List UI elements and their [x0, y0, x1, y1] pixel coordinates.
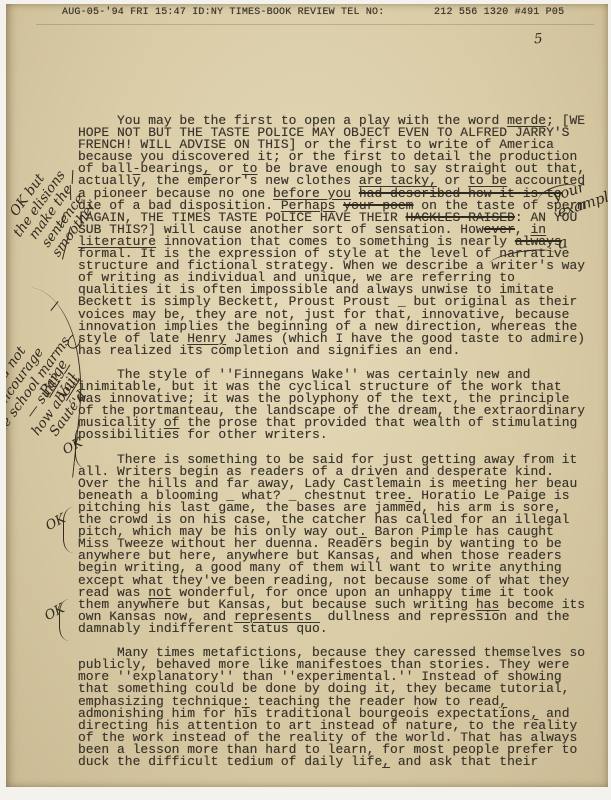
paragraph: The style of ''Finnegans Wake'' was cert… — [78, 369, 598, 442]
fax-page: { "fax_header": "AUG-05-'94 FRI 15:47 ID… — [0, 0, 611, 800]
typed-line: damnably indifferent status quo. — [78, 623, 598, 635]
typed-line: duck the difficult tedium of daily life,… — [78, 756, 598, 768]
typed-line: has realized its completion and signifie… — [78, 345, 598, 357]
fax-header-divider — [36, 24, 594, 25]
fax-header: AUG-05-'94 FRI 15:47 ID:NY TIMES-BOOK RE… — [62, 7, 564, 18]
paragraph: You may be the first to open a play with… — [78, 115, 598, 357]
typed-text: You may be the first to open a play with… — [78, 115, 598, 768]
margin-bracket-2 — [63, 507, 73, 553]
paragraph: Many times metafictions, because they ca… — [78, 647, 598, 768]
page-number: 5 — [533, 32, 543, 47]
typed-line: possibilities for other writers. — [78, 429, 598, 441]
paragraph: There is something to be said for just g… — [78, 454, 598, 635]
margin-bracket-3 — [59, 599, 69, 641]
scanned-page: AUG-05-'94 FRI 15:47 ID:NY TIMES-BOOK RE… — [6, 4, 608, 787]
+---+
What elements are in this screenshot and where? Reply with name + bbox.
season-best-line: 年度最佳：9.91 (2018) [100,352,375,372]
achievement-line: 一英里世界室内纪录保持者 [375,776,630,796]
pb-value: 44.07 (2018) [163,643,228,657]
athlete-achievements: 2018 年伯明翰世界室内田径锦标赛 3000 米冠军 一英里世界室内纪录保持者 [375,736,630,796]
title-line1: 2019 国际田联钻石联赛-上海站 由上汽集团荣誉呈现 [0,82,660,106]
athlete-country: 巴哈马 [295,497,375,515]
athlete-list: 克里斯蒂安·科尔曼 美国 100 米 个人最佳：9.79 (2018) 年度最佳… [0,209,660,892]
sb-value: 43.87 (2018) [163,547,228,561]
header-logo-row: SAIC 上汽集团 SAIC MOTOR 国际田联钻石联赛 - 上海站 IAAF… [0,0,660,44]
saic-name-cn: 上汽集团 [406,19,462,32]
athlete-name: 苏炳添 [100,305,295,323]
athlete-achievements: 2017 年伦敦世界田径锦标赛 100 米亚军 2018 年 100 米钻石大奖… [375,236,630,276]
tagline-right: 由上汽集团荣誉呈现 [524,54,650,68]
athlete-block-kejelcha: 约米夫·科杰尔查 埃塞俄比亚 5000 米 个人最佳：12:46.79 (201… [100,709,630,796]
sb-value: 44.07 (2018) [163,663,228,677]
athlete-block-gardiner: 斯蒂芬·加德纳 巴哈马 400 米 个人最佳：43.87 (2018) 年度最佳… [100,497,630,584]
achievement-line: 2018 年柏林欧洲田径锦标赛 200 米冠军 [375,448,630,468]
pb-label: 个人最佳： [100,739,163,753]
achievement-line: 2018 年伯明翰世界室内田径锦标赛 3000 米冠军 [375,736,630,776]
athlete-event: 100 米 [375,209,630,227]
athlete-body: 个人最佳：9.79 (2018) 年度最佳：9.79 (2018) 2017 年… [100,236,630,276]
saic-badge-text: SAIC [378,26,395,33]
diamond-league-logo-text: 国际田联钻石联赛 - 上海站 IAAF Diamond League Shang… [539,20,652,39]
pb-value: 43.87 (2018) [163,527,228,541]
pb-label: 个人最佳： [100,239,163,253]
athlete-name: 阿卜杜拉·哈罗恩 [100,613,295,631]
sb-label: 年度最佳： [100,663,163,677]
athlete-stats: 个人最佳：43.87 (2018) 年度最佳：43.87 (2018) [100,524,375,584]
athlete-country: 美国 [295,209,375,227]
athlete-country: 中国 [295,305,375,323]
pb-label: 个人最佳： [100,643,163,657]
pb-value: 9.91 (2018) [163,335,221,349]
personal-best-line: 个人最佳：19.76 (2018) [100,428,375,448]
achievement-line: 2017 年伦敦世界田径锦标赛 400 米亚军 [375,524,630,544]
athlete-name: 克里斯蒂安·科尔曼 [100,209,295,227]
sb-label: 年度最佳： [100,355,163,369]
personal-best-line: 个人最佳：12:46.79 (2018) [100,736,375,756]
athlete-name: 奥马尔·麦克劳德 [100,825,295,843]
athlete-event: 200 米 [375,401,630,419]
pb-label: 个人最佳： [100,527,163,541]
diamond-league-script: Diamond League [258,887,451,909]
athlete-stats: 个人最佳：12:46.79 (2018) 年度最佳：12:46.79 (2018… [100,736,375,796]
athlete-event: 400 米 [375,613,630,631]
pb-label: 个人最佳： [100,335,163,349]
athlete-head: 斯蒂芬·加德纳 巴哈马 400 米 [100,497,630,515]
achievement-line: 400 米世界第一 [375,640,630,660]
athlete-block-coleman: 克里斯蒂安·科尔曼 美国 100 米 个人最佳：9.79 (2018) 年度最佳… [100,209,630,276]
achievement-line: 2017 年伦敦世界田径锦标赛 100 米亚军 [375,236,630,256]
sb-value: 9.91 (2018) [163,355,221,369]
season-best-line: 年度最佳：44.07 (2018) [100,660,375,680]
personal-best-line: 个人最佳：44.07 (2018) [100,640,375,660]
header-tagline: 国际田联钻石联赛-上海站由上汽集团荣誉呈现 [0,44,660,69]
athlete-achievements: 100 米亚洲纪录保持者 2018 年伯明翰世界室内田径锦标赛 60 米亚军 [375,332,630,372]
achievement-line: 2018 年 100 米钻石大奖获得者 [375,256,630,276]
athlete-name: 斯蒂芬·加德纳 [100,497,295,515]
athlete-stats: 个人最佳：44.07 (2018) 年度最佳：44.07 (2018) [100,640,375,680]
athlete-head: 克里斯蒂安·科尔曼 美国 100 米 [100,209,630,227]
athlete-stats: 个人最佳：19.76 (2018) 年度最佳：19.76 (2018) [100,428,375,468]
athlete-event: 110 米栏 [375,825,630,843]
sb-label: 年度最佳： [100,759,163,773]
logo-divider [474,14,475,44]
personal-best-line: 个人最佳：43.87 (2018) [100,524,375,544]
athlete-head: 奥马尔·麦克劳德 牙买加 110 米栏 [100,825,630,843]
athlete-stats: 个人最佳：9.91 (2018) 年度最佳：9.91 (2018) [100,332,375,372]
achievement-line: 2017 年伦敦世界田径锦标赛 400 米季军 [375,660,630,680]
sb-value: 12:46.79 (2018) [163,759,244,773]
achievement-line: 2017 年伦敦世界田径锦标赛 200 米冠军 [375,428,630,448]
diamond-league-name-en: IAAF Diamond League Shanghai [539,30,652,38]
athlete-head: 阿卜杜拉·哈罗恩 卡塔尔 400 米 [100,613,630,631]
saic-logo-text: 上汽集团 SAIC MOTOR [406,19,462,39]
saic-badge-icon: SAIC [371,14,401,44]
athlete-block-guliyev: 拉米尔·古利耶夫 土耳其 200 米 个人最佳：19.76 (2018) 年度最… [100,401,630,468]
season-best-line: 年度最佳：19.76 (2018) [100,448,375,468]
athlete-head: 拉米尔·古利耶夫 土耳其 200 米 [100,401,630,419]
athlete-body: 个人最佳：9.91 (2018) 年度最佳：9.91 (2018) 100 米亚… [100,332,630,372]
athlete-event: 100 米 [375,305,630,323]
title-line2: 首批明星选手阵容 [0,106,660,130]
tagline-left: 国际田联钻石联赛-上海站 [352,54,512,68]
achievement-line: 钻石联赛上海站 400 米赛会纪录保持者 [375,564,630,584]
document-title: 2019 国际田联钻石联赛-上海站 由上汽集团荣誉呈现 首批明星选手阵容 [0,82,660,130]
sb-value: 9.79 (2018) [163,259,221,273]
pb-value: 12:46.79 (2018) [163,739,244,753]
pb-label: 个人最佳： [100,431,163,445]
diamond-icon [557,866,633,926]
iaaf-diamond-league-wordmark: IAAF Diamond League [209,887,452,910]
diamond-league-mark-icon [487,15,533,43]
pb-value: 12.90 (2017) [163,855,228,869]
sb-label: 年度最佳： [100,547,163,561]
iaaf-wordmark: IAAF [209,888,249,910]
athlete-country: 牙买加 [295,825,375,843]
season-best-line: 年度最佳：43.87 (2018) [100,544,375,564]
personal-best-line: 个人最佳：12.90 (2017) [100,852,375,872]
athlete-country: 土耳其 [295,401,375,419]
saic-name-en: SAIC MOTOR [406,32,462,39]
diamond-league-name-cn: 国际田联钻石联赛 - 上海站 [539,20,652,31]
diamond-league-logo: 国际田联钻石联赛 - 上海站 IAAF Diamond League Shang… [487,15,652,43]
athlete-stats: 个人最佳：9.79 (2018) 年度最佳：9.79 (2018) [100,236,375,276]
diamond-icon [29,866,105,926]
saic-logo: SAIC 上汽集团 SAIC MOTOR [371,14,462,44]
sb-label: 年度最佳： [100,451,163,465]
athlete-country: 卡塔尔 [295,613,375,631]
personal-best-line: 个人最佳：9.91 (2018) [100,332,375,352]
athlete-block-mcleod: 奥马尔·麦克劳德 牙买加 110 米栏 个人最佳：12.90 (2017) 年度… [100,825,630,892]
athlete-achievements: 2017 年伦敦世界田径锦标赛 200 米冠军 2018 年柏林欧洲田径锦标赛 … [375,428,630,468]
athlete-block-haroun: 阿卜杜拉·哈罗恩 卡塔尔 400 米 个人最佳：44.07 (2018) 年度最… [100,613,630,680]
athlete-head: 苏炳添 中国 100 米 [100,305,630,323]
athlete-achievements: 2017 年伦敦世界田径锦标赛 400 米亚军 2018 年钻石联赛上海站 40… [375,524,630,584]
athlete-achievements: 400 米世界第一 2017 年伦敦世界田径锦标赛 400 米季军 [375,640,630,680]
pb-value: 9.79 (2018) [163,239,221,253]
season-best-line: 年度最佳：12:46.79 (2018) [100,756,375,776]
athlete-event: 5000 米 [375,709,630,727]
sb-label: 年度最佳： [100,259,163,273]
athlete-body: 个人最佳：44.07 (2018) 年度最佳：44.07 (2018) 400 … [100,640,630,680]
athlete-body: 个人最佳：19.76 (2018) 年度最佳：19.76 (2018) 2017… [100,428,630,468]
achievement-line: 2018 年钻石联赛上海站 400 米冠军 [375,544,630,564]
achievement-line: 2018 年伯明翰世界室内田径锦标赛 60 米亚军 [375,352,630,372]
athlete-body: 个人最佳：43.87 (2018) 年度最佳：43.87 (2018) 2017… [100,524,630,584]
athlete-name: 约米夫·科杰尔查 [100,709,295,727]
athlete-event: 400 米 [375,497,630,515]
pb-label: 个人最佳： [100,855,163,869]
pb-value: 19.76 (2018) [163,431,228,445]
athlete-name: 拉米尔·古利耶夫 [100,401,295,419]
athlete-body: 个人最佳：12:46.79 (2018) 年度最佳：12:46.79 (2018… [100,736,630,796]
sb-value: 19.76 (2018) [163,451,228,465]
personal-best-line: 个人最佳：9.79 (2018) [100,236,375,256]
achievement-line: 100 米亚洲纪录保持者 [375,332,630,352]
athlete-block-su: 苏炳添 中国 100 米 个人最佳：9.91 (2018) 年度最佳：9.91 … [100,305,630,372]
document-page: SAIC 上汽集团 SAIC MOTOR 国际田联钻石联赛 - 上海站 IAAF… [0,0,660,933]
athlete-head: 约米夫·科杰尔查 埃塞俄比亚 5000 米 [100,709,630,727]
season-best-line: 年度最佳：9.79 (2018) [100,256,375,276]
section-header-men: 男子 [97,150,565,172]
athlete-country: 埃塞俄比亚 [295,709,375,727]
+---+
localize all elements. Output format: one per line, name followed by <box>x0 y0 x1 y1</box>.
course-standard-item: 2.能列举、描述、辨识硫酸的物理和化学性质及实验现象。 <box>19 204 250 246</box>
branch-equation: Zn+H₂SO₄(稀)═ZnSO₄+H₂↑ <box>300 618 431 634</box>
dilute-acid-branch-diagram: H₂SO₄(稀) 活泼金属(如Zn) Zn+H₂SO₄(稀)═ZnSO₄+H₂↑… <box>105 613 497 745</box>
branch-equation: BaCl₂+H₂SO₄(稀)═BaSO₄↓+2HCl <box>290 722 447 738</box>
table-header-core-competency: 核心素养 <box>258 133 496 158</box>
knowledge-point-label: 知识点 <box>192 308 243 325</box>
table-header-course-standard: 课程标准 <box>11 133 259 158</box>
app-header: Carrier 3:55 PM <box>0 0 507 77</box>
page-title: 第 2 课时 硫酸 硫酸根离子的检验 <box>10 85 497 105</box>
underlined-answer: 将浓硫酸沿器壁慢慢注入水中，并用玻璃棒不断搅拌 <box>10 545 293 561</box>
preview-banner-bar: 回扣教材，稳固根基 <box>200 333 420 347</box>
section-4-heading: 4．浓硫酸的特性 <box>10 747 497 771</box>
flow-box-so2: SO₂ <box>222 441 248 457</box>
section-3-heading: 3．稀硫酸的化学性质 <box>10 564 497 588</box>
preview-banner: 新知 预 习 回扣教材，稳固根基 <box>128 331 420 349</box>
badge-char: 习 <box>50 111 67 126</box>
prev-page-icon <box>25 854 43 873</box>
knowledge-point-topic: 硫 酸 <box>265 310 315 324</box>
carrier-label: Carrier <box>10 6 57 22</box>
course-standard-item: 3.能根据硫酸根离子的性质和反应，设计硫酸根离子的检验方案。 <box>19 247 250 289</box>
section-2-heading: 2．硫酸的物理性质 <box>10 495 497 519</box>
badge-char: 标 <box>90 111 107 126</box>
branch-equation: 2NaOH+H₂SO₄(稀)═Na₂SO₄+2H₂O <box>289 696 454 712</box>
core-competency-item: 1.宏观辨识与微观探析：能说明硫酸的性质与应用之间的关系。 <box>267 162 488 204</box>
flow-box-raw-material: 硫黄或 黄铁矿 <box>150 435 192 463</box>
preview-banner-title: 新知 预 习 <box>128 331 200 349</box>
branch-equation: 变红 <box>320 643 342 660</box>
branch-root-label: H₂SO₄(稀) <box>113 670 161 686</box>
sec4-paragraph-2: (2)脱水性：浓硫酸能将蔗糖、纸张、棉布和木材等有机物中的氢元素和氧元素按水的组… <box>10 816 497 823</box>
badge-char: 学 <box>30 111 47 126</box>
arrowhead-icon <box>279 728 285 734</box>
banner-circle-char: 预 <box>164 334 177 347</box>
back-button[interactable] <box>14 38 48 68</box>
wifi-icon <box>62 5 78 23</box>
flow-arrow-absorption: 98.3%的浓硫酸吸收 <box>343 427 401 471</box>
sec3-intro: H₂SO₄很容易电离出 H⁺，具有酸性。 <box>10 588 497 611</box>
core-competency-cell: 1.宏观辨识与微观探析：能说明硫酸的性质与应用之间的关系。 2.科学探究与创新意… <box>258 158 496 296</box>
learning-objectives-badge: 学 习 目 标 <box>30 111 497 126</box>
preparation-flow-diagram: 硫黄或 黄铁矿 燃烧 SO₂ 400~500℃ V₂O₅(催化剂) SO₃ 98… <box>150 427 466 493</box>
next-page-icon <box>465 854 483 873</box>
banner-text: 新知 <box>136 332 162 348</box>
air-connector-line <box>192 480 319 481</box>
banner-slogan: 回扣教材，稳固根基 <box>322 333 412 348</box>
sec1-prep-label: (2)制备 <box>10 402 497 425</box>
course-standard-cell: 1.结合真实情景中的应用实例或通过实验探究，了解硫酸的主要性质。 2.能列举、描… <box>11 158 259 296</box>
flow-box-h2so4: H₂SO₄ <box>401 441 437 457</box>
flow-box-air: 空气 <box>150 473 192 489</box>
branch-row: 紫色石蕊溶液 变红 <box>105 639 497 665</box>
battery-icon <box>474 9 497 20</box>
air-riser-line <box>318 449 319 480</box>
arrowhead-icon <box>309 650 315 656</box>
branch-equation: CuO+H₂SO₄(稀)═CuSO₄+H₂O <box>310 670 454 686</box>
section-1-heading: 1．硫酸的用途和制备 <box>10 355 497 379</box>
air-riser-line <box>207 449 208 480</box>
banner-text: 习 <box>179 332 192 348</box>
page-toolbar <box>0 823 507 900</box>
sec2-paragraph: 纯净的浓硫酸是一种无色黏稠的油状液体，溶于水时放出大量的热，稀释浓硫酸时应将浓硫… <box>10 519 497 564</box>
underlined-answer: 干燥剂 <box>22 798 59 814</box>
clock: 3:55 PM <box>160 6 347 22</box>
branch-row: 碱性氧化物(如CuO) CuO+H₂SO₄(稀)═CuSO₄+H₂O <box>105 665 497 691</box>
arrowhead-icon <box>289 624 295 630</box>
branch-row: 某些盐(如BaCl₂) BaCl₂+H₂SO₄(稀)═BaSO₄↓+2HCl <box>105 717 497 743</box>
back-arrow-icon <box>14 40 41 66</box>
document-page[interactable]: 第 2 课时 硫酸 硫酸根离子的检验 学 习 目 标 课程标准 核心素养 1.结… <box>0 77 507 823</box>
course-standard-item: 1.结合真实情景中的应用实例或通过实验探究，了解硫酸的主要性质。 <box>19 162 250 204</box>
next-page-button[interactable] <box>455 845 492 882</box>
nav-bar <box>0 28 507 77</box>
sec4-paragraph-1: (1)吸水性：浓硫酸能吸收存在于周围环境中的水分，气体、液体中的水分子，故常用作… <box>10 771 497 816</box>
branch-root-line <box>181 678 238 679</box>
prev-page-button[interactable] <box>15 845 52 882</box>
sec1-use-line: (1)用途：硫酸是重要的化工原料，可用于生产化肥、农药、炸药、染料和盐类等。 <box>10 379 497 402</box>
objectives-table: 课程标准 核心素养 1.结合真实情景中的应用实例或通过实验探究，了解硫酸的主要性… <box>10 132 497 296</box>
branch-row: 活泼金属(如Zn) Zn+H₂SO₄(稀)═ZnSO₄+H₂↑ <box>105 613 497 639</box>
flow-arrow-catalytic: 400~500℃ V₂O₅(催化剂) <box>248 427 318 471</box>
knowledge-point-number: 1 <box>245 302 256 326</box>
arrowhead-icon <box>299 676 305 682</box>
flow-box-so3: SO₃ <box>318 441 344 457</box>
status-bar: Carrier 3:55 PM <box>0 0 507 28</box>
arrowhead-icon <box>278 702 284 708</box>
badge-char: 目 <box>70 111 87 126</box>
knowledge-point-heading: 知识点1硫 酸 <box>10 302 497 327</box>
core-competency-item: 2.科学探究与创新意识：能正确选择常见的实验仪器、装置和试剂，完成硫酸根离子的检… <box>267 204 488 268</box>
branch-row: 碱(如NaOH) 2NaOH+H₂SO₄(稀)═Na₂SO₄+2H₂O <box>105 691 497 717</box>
+---+
> _Requirement_:
Copy out the data lines starting at the one containing "paragraph: The style" and ending at the one containing "fax-header: AUG-05-'94 FRI", reproducing each line unchanged.

> _Complete output_:
paragraph: The style of ''Finnegans Wake'' was cert… — [78, 369, 598, 442]
fax-page: { "fax_header": "AUG-05-'94 FRI 15:47 ID… — [0, 0, 611, 800]
typed-line: damnably indifferent status quo. — [78, 623, 598, 635]
typed-line: duck the difficult tedium of daily life,… — [78, 756, 598, 768]
typed-line: has realized its completion and signifie… — [78, 345, 598, 357]
fax-header-divider — [36, 24, 594, 25]
fax-header: AUG-05-'94 FRI 15:47 ID:NY TIMES-BOOK RE… — [62, 7, 564, 18]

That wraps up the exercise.